Dataset excerpts
◆ ◆ ◆ ◆ ◆ ◆ ◆

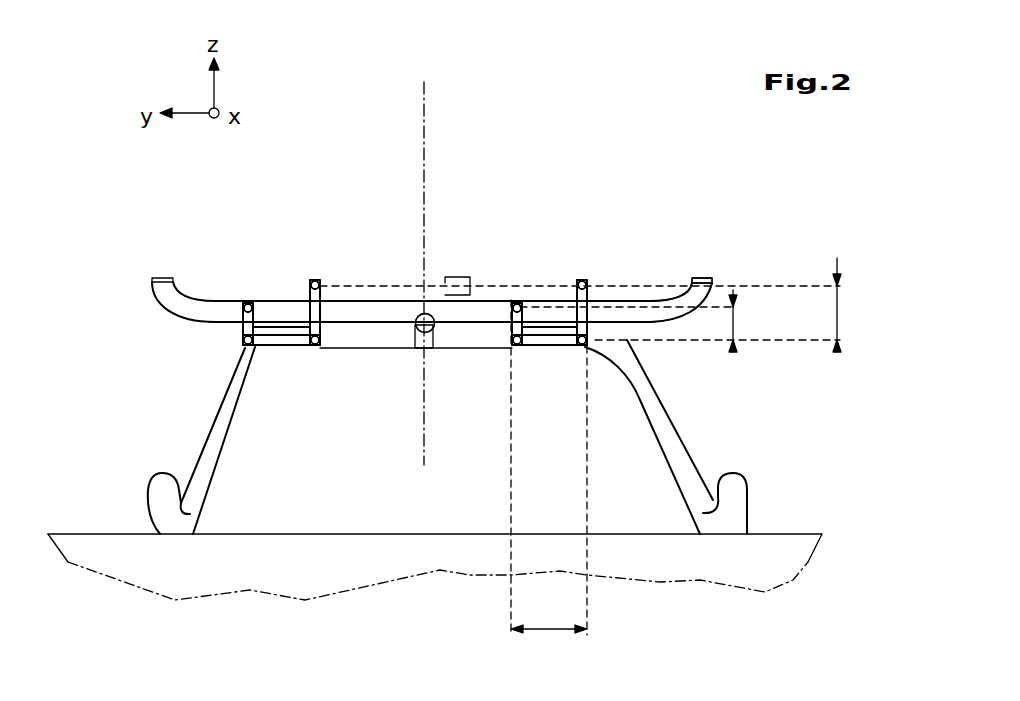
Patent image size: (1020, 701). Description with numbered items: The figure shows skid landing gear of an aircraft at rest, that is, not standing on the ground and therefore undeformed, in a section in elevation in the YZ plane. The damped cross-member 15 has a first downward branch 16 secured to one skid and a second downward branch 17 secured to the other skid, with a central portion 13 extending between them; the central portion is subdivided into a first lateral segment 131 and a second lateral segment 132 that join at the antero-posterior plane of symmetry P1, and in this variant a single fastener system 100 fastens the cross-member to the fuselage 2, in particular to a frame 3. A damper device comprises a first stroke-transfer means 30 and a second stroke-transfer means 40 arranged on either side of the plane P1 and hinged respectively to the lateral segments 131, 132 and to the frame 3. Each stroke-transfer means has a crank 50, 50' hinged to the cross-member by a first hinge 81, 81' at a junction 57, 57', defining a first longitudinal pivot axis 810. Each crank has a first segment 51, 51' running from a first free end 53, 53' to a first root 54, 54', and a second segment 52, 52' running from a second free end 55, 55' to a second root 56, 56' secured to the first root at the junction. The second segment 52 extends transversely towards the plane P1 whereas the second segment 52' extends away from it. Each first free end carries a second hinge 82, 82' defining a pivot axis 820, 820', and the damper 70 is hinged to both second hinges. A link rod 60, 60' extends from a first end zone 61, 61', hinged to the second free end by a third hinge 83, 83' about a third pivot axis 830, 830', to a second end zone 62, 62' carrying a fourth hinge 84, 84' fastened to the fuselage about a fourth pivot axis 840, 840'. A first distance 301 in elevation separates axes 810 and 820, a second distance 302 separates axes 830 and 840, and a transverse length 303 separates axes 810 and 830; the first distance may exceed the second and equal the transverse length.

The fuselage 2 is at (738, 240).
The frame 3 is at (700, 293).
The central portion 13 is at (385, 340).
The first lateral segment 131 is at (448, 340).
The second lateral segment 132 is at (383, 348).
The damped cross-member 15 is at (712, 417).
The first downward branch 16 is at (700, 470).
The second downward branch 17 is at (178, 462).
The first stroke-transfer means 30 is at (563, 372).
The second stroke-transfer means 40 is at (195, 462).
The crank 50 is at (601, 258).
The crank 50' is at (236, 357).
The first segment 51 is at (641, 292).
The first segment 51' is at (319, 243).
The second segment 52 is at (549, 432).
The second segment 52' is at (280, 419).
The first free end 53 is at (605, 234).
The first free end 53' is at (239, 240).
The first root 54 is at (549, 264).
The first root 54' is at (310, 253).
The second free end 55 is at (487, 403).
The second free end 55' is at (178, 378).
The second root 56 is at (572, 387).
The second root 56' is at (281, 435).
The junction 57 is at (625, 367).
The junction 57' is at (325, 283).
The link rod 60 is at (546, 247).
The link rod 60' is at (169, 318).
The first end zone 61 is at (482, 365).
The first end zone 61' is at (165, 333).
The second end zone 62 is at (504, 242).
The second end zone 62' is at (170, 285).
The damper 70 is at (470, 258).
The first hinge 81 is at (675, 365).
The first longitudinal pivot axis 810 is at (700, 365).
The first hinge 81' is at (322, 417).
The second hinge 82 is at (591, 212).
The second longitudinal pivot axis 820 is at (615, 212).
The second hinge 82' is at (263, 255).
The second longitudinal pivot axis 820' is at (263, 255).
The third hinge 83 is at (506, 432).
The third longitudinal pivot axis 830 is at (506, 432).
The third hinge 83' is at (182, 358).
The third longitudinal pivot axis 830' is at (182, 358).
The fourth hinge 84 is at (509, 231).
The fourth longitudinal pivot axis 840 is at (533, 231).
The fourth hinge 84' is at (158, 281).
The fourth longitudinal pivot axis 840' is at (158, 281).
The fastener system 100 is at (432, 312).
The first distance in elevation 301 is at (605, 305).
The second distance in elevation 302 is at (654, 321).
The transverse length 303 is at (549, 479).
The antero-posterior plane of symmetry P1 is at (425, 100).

◆ ◆ ◆ ◆ ◆ ◆ ◆

**Objective**
Rewrite the data from its beginning through the line containing "The first lateral", switching "aircraft" to "rotorcraft" and changing nothing else. Leave the pictures out of your answer.

**Reply**
Patent image size: (1020, 701). Description with numbered items: The figure shows skid landing gear of an rotorcraft at rest, that is, not standing on the ground and therefore undeformed, in a section in elevation in the YZ plane. The damped cross-member 15 has a first downward branch 16 secured to one skid and a second downward branch 17 secured to the other skid, with a central portion 13 extending between them; the central portion is subdivided into a first lateral segment 131 and a second lateral segment 132 that join at the antero-posterior plane of symmetry P1, and in this variant a single fastener system 100 fastens the cross-member to the fuselage 2, in particular to a frame 3. A damper device comprises a first stroke-transfer means 30 and a second stroke-transfer means 40 arranged on either side of the plane P1 and hinged respectively to the lateral segments 131, 132 and to the frame 3. Each stroke-transfer means has a crank 50, 50' hinged to the cross-member by a first hinge 81, 81' at a junction 57, 57', defining a first longitudinal pivot axis 810. Each crank has a first segment 51, 51' running from a first free end 53, 53' to a first root 54, 54', and a second segment 52, 52' running from a second free end 55, 55' to a second root 56, 56' secured to the first root at the junction. The second segment 52 extends transversely towards the plane P1 whereas the second segment 52' extends away from it. Each first free end carries a second hinge 82, 82' defining a pivot axis 820, 820', and the damper 70 is hinged to both second hinges. A link rod 60, 60' extends from a first end zone 61, 61', hinged to the second free end by a third hinge 83, 83' about a third pivot axis 830, 830', to a second end zone 62, 62' carrying a fourth hinge 84, 84' fastened to the fuselage about a fourth pivot axis 840, 840'. A first distance 301 in elevation separates axes 810 and 820, a second distance 302 separates axes 830 and 840, and a transverse length 303 separates axes 810 and 830; the first distance may exceed the second and equal the transverse length.

The fuselage 2 is at (738, 240).
The frame 3 is at (700, 293).
The central portion 13 is at (385, 340).
The first lateral segment 131 is at (448, 340).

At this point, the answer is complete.